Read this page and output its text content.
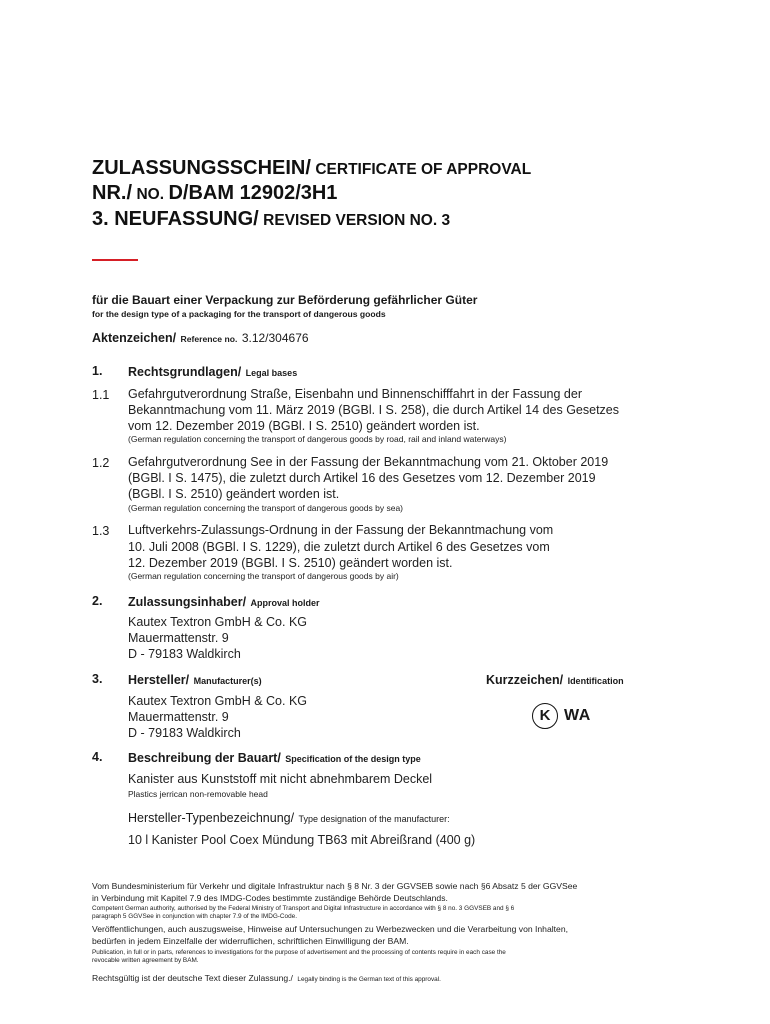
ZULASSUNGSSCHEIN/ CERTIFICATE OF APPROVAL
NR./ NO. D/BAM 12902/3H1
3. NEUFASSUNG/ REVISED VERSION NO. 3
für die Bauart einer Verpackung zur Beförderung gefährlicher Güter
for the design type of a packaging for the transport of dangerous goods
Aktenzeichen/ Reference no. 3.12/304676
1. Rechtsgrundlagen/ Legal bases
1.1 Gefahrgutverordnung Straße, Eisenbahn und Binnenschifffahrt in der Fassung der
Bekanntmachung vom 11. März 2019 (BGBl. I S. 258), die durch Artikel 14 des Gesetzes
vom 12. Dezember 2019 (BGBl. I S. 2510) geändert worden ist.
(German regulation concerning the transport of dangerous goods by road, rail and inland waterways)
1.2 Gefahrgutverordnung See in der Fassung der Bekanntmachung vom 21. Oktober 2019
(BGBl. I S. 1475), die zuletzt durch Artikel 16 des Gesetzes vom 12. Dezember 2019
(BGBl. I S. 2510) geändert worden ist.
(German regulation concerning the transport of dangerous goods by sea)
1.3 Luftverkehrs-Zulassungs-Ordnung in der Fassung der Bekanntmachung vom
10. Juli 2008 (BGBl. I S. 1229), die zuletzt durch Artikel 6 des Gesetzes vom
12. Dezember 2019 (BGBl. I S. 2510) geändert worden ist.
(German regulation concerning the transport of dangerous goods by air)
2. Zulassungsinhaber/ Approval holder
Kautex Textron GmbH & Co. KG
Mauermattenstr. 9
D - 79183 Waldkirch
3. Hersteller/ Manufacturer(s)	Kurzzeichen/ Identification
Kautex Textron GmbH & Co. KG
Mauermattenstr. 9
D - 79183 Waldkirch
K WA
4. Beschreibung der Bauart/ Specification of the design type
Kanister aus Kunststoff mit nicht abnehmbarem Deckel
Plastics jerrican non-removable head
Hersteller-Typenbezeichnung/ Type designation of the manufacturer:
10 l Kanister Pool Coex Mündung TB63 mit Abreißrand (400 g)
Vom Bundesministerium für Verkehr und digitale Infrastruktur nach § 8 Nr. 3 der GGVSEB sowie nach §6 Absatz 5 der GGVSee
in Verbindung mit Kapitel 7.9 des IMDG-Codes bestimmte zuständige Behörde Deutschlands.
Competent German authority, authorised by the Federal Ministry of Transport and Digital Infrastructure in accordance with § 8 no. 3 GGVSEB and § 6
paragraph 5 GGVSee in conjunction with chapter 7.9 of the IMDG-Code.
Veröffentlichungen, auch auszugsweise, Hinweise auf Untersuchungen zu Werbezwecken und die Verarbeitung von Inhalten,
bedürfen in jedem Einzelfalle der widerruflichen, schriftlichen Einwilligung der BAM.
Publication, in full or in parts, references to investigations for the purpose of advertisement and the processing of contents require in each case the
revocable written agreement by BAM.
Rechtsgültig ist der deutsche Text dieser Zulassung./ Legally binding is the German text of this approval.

--

#### What the exercise asks
Reproduce the entries above exactly. Do not include the images.

#### Answer to the problem
Read this page and output its text content.
ZULASSUNGSSCHEIN/ CERTIFICATE OF APPROVAL
NR./ NO. D/BAM 12902/3H1
3. NEUFASSUNG/ REVISED VERSION NO. 3
für die Bauart einer Verpackung zur Beförderung gefährlicher Güter
for the design type of a packaging for the transport of dangerous goods
Aktenzeichen/ Reference no. 3.12/304676
1. Rechtsgrundlagen/ Legal bases
1.1 Gefahrgutverordnung Straße, Eisenbahn und Binnenschifffahrt in der Fassung der
Bekanntmachung vom 11. März 2019 (BGBl. I S. 258), die durch Artikel 14 des Gesetzes
vom 12. Dezember 2019 (BGBl. I S. 2510) geändert worden ist.
(German regulation concerning the transport of dangerous goods by road, rail and inland waterways)
1.2 Gefahrgutverordnung See in der Fassung der Bekanntmachung vom 21. Oktober 2019
(BGBl. I S. 1475), die zuletzt durch Artikel 16 des Gesetzes vom 12. Dezember 2019
(BGBl. I S. 2510) geändert worden ist.
(German regulation concerning the transport of dangerous goods by sea)
1.3 Luftverkehrs-Zulassungs-Ordnung in der Fassung der Bekanntmachung vom
10. Juli 2008 (BGBl. I S. 1229), die zuletzt durch Artikel 6 des Gesetzes vom
12. Dezember 2019 (BGBl. I S. 2510) geändert worden ist.
(German regulation concerning the transport of dangerous goods by air)
2. Zulassungsinhaber/ Approval holder
Kautex Textron GmbH & Co. KG
Mauermattenstr. 9
D - 79183 Waldkirch
3. Hersteller/ Manufacturer(s)	Kurzzeichen/ Identification
Kautex Textron GmbH & Co. KG
Mauermattenstr. 9
D - 79183 Waldkirch
K WA
4. Beschreibung der Bauart/ Specification of the design type
Kanister aus Kunststoff mit nicht abnehmbarem Deckel
Plastics jerrican non-removable head
Hersteller-Typenbezeichnung/ Type designation of the manufacturer:
10 l Kanister Pool Coex Mündung TB63 mit Abreißrand (400 g)
Vom Bundesministerium für Verkehr und digitale Infrastruktur nach § 8 Nr. 3 der GGVSEB sowie nach §6 Absatz 5 der GGVSee
in Verbindung mit Kapitel 7.9 des IMDG-Codes bestimmte zuständige Behörde Deutschlands.
Competent German authority, authorised by the Federal Ministry of Transport and Digital Infrastructure in accordance with § 8 no. 3 GGVSEB and § 6
paragraph 5 GGVSee in conjunction with chapter 7.9 of the IMDG-Code.
Veröffentlichungen, auch auszugsweise, Hinweise auf Untersuchungen zu Werbezwecken und die Verarbeitung von Inhalten,
bedürfen in jedem Einzelfalle der widerruflichen, schriftlichen Einwilligung der BAM.
Publication, in full or in parts, references to investigations for the purpose of advertisement and the processing of contents require in each case the
revocable written agreement by BAM.
Rechtsgültig ist der deutsche Text dieser Zulassung./ Legally binding is the German text of this approval.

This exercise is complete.